AIM OF THE EXERCISE.
Transcribe the material in full. Nothing should differ except that the pictures are left out.
----------------------------------------
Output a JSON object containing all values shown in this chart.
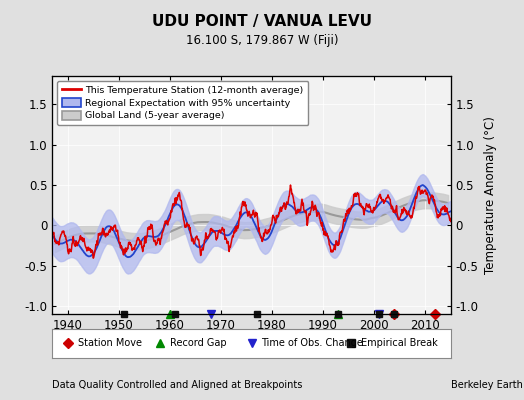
{
  "title": "UDU POINT / VANUA LEVU",
  "subtitle": "16.100 S, 179.867 W (Fiji)",
  "ylabel": "Temperature Anomaly (°C)",
  "xlabel_note": "Data Quality Controlled and Aligned at Breakpoints",
  "credit": "Berkeley Earth",
  "xlim": [
    1937,
    2015
  ],
  "ylim": [
    -1.1,
    1.85
  ],
  "yticks": [
    -1.0,
    -0.5,
    0.0,
    0.5,
    1.0,
    1.5
  ],
  "xticks": [
    1940,
    1950,
    1960,
    1970,
    1980,
    1990,
    2000,
    2010
  ],
  "bg_color": "#e0e0e0",
  "plot_bg_color": "#f2f2f2",
  "red_color": "#dd0000",
  "blue_color": "#2244cc",
  "blue_fill_color": "#b0b8ee",
  "gray_color": "#999999",
  "gray_fill_color": "#cccccc",
  "legend_items": [
    "This Temperature Station (12-month average)",
    "Regional Expectation with 95% uncertainty",
    "Global Land (5-year average)"
  ],
  "markers": {
    "station_move": {
      "years": [
        2004,
        2012
      ],
      "color": "#cc0000",
      "marker": "D"
    },
    "record_gap": {
      "years": [
        1960,
        1993
      ],
      "color": "#008800",
      "marker": "^"
    },
    "obs_change": {
      "years": [
        1968,
        2001
      ],
      "color": "#2222cc",
      "marker": "v"
    },
    "emp_break": {
      "years": [
        1951,
        1961,
        1977,
        1993,
        2001,
        2004
      ],
      "color": "#111111",
      "marker": "s"
    }
  },
  "seed": 42
}
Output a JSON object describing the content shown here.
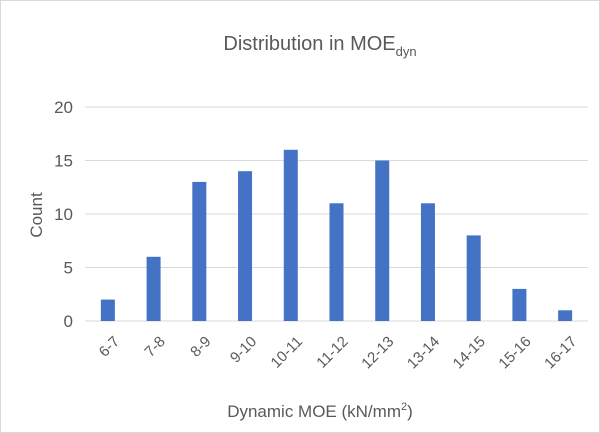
{
  "chart_data": {
    "type": "bar",
    "title": {
      "main": "Distribution in MOE",
      "subscript": "dyn"
    },
    "xlabel": {
      "main": "Dynamic MOE (kN/mm",
      "superscript": "2",
      "suffix": ")"
    },
    "ylabel": "Count",
    "categories": [
      "6-7",
      "7-8",
      "8-9",
      "9-10",
      "10-11",
      "11-12",
      "12-13",
      "13-14",
      "14-15",
      "15-16",
      "16-17"
    ],
    "values": [
      2,
      6,
      13,
      14,
      16,
      11,
      15,
      11,
      8,
      3,
      1
    ],
    "ylim": [
      0,
      20
    ],
    "yticks": [
      0,
      5,
      10,
      15,
      20
    ],
    "grid": true,
    "legend": "none",
    "bar_color": "#4472C4",
    "gridline_color": "#D9D9D9",
    "text_color": "#595959"
  }
}
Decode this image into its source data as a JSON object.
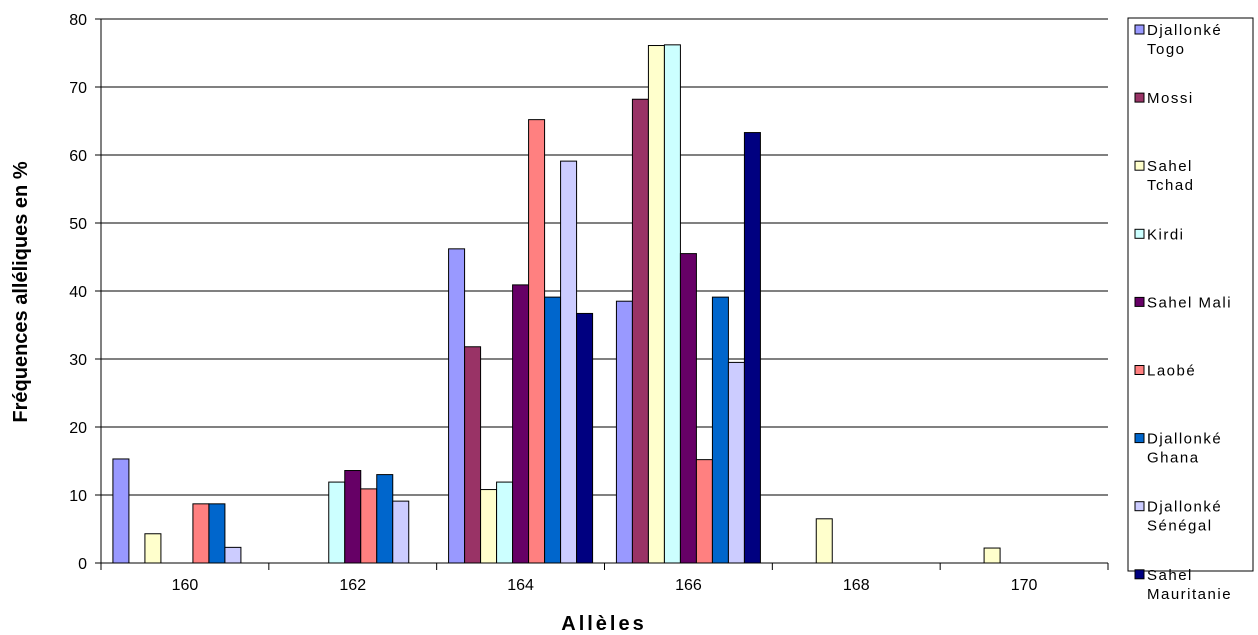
{
  "chart_data": {
    "type": "bar",
    "xlabel": "Allèles",
    "ylabel": "Fréquences alléliques en %",
    "ylim": [
      0,
      80
    ],
    "yticks": [
      "0",
      "10",
      "20",
      "30",
      "40",
      "50",
      "60",
      "70",
      "80"
    ],
    "categories": [
      "160",
      "162",
      "164",
      "166",
      "168",
      "170"
    ],
    "grid": true,
    "legend_position": "right",
    "series": [
      {
        "name": "Djallonké Togo",
        "legend_lines": [
          "Djallonké",
          "Togo"
        ],
        "color": "#9999ff",
        "values": [
          15.3,
          0,
          46.2,
          38.5,
          0,
          0
        ]
      },
      {
        "name": "Mossi",
        "legend_lines": [
          "Mossi"
        ],
        "color": "#993366",
        "values": [
          0,
          0,
          31.8,
          68.2,
          0,
          0
        ]
      },
      {
        "name": "Sahel Tchad",
        "legend_lines": [
          "Sahel",
          "Tchad"
        ],
        "color": "#ffffcc",
        "values": [
          4.3,
          0,
          10.8,
          76.1,
          6.5,
          2.2
        ]
      },
      {
        "name": "Kirdi",
        "legend_lines": [
          "Kirdi"
        ],
        "color": "#ccffff",
        "values": [
          0,
          11.9,
          11.9,
          76.2,
          0,
          0
        ]
      },
      {
        "name": "Sahel Mali",
        "legend_lines": [
          "Sahel Mali"
        ],
        "color": "#660066",
        "values": [
          0,
          13.6,
          40.9,
          45.5,
          0,
          0
        ]
      },
      {
        "name": "Laobé",
        "legend_lines": [
          "Laobé"
        ],
        "color": "#ff8080",
        "values": [
          8.7,
          10.9,
          65.2,
          15.2,
          0,
          0
        ]
      },
      {
        "name": "Djallonké Ghana",
        "legend_lines": [
          "Djallonké",
          "Ghana"
        ],
        "color": "#0066cc",
        "values": [
          8.7,
          13.0,
          39.1,
          39.1,
          0,
          0
        ]
      },
      {
        "name": "Djallonké Sénégal",
        "legend_lines": [
          "Djallonké",
          "Sénégal"
        ],
        "color": "#ccccff",
        "values": [
          2.3,
          9.1,
          59.1,
          29.5,
          0,
          0
        ]
      },
      {
        "name": "Sahel Mauritanie",
        "legend_lines": [
          "Sahel",
          "Mauritanie"
        ],
        "color": "#000080",
        "values": [
          0,
          0,
          36.7,
          63.3,
          0,
          0
        ]
      }
    ]
  }
}
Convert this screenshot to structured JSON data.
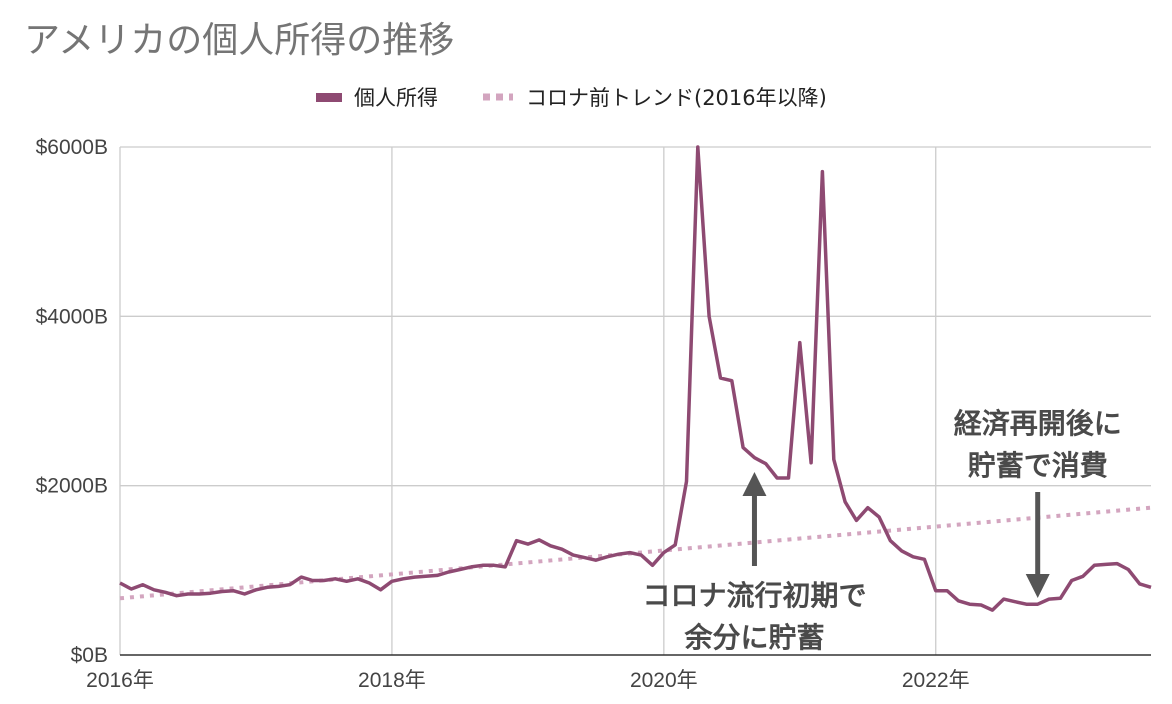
----------------------------------------
WRITTEN REPLY.
Output a JSON object containing all values shown in this chart.
{
  "title": "UDU POINT / VANUA LEVU",
  "subtitle": "16.100 S, 179.867 W (Fiji)",
  "ylabel": "Temperature Anomaly (°C)",
  "xlabel_note": "Data Quality Controlled and Aligned at Breakpoints",
  "credit": "Berkeley Earth",
  "xlim": [
    1937,
    2015
  ],
  "ylim": [
    -1.1,
    1.85
  ],
  "yticks": [
    -1.0,
    -0.5,
    0.0,
    0.5,
    1.0,
    1.5
  ],
  "xticks": [
    1940,
    1950,
    1960,
    1970,
    1980,
    1990,
    2000,
    2010
  ],
  "bg_color": "#e0e0e0",
  "plot_bg_color": "#f2f2f2",
  "red_color": "#dd0000",
  "blue_color": "#2244cc",
  "blue_fill_color": "#b0b8ee",
  "gray_color": "#999999",
  "gray_fill_color": "#cccccc",
  "legend_items": [
    "This Temperature Station (12-month average)",
    "Regional Expectation with 95% uncertainty",
    "Global Land (5-year average)"
  ],
  "markers": {
    "station_move": {
      "years": [
        2004,
        2012
      ],
      "color": "#cc0000",
      "marker": "D"
    },
    "record_gap": {
      "years": [
        1960,
        1993
      ],
      "color": "#008800",
      "marker": "^"
    },
    "obs_change": {
      "years": [
        1968,
        2001
      ],
      "color": "#2222cc",
      "marker": "v"
    },
    "emp_break": {
      "years": [
        1951,
        1961,
        1977,
        1993,
        2001,
        2004
      ],
      "color": "#111111",
      "marker": "s"
    }
  },
  "seed": 42
}
Output a JSON object describing the content shown here.
{
  "chart_data": {
    "type": "bar",
    "title": {
      "main": "Distribution in MOE",
      "subscript": "dyn"
    },
    "xlabel": {
      "main": "Dynamic MOE (kN/mm",
      "superscript": "2",
      "suffix": ")"
    },
    "ylabel": "Count",
    "categories": [
      "6-7",
      "7-8",
      "8-9",
      "9-10",
      "10-11",
      "11-12",
      "12-13",
      "13-14",
      "14-15",
      "15-16",
      "16-17"
    ],
    "values": [
      2,
      6,
      13,
      14,
      16,
      11,
      15,
      11,
      8,
      3,
      1
    ],
    "ylim": [
      0,
      20
    ],
    "yticks": [
      0,
      5,
      10,
      15,
      20
    ],
    "grid": true,
    "legend": "none",
    "bar_color": "#4472C4",
    "gridline_color": "#D9D9D9",
    "text_color": "#595959"
  }
}
Decode this image into its source data as a JSON object.
{
  "chart_data": {
    "type": "bar",
    "xlabel": "Allèles",
    "ylabel": "Fréquences alléliques en %",
    "ylim": [
      0,
      80
    ],
    "yticks": [
      "0",
      "10",
      "20",
      "30",
      "40",
      "50",
      "60",
      "70",
      "80"
    ],
    "categories": [
      "160",
      "162",
      "164",
      "166",
      "168",
      "170"
    ],
    "grid": true,
    "legend_position": "right",
    "series": [
      {
        "name": "Djallonké Togo",
        "legend_lines": [
          "Djallonké",
          "Togo"
        ],
        "color": "#9999ff",
        "values": [
          15.3,
          0,
          46.2,
          38.5,
          0,
          0
        ]
      },
      {
        "name": "Mossi",
        "legend_lines": [
          "Mossi"
        ],
        "color": "#993366",
        "values": [
          0,
          0,
          31.8,
          68.2,
          0,
          0
        ]
      },
      {
        "name": "Sahel Tchad",
        "legend_lines": [
          "Sahel",
          "Tchad"
        ],
        "color": "#ffffcc",
        "values": [
          4.3,
          0,
          10.8,
          76.1,
          6.5,
          2.2
        ]
      },
      {
        "name": "Kirdi",
        "legend_lines": [
          "Kirdi"
        ],
        "color": "#ccffff",
        "values": [
          0,
          11.9,
          11.9,
          76.2,
          0,
          0
        ]
      },
      {
        "name": "Sahel Mali",
        "legend_lines": [
          "Sahel Mali"
        ],
        "color": "#660066",
        "values": [
          0,
          13.6,
          40.9,
          45.5,
          0,
          0
        ]
      },
      {
        "name": "Laobé",
        "legend_lines": [
          "Laobé"
        ],
        "color": "#ff8080",
        "values": [
          8.7,
          10.9,
          65.2,
          15.2,
          0,
          0
        ]
      },
      {
        "name": "Djallonké Ghana",
        "legend_lines": [
          "Djallonké",
          "Ghana"
        ],
        "color": "#0066cc",
        "values": [
          8.7,
          13.0,
          39.1,
          39.1,
          0,
          0
        ]
      },
      {
        "name": "Djallonké Sénégal",
        "legend_lines": [
          "Djallonké",
          "Sénégal"
        ],
        "color": "#ccccff",
        "values": [
          2.3,
          9.1,
          59.1,
          29.5,
          0,
          0
        ]
      },
      {
        "name": "Sahel Mauritanie",
        "legend_lines": [
          "Sahel",
          "Mauritanie"
        ],
        "color": "#000080",
        "values": [
          0,
          0,
          36.7,
          63.3,
          0,
          0
        ]
      }
    ]
  }
}
Convert this screenshot to structured JSON data.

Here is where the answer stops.